» **Work instructions**:
Check each line of the material below for "Growth". Report how many have it, with no other words.

» **Stored rows**:
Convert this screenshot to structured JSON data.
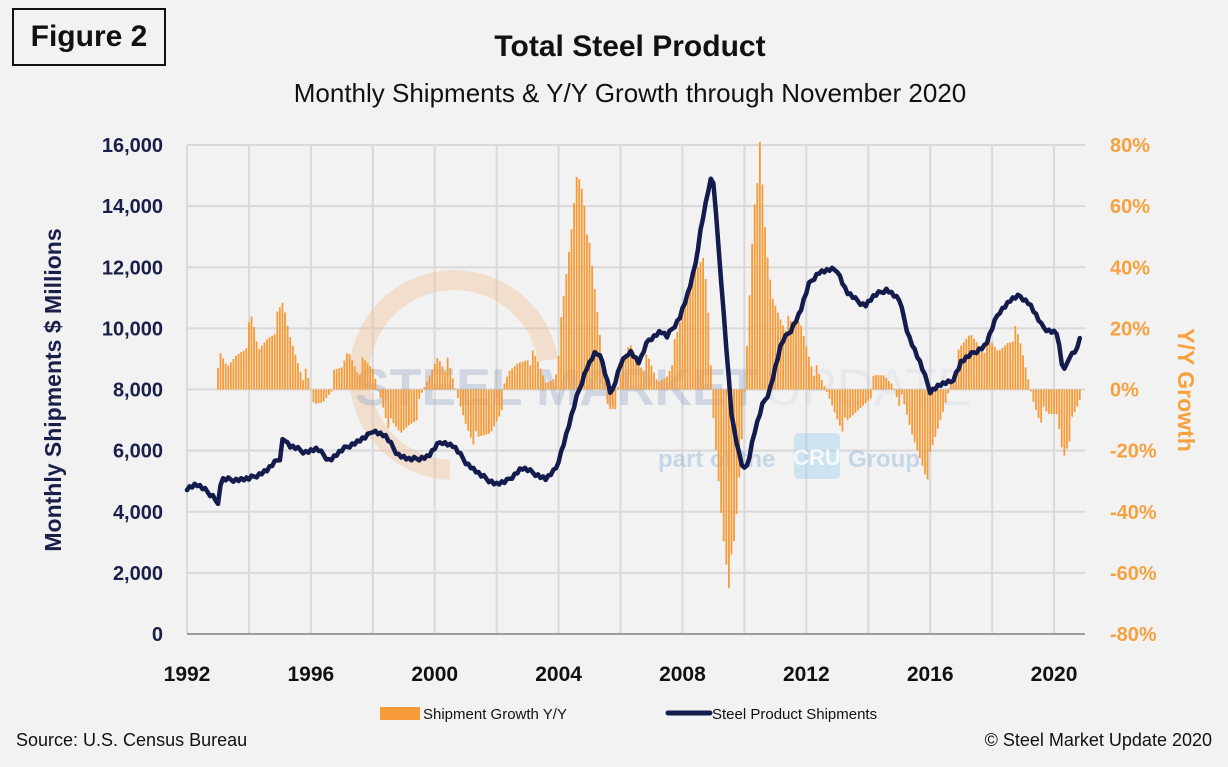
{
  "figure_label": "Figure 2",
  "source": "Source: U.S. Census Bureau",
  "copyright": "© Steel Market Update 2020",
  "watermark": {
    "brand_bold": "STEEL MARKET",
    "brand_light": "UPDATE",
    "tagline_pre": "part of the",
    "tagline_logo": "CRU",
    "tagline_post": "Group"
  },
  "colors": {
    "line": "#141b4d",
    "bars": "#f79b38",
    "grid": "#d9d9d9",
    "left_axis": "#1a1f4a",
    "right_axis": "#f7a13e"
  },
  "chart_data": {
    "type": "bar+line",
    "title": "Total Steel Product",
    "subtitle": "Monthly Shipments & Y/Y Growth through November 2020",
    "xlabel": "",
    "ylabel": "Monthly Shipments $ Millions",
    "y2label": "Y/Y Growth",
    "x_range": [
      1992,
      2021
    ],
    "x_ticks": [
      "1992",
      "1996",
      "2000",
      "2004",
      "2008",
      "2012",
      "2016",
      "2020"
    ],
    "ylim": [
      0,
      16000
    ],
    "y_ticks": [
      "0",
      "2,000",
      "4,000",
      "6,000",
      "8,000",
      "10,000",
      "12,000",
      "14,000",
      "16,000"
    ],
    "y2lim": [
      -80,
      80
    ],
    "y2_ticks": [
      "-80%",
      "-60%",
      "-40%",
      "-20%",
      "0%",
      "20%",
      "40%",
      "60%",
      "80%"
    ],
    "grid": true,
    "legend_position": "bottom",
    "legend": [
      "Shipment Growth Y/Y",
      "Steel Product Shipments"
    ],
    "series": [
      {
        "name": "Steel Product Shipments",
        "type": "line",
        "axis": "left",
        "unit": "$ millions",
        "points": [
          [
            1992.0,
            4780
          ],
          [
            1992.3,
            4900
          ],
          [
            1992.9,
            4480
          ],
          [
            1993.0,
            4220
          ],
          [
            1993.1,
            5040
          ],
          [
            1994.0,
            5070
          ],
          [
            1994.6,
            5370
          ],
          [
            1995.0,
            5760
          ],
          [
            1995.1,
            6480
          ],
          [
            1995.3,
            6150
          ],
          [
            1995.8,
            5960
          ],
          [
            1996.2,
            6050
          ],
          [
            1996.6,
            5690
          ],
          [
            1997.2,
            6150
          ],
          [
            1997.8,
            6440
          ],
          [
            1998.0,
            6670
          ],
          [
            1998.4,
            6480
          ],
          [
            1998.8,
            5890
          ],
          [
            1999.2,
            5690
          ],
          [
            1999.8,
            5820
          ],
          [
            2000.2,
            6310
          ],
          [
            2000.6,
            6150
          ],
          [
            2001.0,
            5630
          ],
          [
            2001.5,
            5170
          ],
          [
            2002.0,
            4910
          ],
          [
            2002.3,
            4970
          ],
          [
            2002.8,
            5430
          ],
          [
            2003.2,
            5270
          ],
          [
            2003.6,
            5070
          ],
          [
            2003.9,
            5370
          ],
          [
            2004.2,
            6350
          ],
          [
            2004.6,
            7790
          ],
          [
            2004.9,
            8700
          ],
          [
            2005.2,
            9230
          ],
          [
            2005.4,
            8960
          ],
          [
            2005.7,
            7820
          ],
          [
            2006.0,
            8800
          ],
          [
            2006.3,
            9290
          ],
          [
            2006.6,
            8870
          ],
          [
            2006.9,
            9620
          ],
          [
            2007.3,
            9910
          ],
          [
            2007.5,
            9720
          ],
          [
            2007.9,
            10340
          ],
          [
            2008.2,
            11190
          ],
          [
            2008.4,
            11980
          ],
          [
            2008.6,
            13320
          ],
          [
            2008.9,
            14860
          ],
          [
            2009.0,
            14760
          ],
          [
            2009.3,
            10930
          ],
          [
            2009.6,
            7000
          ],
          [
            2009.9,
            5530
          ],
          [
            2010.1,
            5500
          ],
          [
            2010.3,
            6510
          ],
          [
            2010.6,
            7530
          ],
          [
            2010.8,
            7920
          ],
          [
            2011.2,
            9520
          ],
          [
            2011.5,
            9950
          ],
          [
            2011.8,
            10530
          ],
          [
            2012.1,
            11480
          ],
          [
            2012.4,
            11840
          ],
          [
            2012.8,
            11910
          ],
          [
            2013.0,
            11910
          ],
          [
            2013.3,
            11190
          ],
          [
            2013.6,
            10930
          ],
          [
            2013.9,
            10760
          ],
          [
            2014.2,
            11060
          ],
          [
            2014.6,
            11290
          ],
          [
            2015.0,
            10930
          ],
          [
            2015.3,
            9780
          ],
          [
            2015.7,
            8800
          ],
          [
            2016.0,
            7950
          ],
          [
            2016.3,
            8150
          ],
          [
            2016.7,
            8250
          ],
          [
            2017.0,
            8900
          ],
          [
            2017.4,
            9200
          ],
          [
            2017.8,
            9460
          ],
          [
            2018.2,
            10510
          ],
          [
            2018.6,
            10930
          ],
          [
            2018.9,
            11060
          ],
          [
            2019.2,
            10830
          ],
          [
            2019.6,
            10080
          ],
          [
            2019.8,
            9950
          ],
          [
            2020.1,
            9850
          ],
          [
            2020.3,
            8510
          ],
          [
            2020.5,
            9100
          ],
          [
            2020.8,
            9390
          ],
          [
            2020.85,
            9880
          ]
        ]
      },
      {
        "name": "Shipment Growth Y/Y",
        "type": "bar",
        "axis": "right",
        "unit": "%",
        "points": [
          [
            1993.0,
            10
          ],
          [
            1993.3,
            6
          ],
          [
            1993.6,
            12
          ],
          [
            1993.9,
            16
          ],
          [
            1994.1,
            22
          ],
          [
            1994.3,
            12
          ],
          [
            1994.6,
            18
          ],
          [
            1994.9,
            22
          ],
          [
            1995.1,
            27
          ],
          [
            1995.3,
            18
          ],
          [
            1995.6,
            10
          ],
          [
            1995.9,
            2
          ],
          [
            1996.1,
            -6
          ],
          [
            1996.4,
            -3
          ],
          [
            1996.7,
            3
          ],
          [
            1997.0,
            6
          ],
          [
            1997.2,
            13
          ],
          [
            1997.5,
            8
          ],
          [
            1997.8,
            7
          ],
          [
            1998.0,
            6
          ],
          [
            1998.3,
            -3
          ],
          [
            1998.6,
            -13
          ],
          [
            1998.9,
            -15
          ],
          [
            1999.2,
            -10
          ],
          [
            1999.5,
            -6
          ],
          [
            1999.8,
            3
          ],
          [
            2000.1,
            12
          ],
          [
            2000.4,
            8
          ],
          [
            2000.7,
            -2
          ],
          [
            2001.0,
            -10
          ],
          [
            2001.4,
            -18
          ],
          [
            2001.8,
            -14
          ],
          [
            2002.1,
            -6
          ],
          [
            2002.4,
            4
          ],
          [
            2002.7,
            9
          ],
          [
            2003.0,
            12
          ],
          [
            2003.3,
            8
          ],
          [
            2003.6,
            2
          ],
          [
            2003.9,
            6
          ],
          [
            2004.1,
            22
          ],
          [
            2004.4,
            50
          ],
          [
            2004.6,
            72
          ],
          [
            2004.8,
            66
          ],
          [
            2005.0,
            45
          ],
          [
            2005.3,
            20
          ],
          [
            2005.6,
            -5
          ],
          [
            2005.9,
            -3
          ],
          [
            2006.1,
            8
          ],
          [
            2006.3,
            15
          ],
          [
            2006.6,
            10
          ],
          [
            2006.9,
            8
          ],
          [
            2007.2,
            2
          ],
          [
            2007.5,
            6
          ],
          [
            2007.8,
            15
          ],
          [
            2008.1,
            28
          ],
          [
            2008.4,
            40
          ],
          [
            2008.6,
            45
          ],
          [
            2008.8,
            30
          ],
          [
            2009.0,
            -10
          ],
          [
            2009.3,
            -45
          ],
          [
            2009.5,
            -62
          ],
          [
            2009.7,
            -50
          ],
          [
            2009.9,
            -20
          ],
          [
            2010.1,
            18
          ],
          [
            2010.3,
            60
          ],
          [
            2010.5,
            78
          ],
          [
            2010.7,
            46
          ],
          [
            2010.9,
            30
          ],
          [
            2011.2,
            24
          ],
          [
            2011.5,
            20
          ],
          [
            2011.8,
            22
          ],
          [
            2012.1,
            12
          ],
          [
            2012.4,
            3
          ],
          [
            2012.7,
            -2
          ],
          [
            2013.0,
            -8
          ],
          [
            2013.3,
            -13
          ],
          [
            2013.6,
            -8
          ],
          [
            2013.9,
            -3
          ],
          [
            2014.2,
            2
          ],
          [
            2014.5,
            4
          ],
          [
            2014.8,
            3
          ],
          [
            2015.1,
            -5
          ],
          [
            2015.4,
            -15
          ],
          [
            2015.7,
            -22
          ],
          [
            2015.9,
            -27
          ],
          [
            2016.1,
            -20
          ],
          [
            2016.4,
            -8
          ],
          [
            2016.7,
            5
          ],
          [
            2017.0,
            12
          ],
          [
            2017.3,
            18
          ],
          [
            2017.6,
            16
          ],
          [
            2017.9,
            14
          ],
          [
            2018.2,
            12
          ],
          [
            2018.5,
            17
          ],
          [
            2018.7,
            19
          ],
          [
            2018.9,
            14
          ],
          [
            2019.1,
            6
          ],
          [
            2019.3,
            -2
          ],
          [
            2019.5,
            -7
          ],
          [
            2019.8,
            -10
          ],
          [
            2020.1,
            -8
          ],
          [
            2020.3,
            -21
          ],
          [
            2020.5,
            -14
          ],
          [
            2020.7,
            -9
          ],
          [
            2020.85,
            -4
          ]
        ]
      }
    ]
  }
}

» **Reply to the task**:
4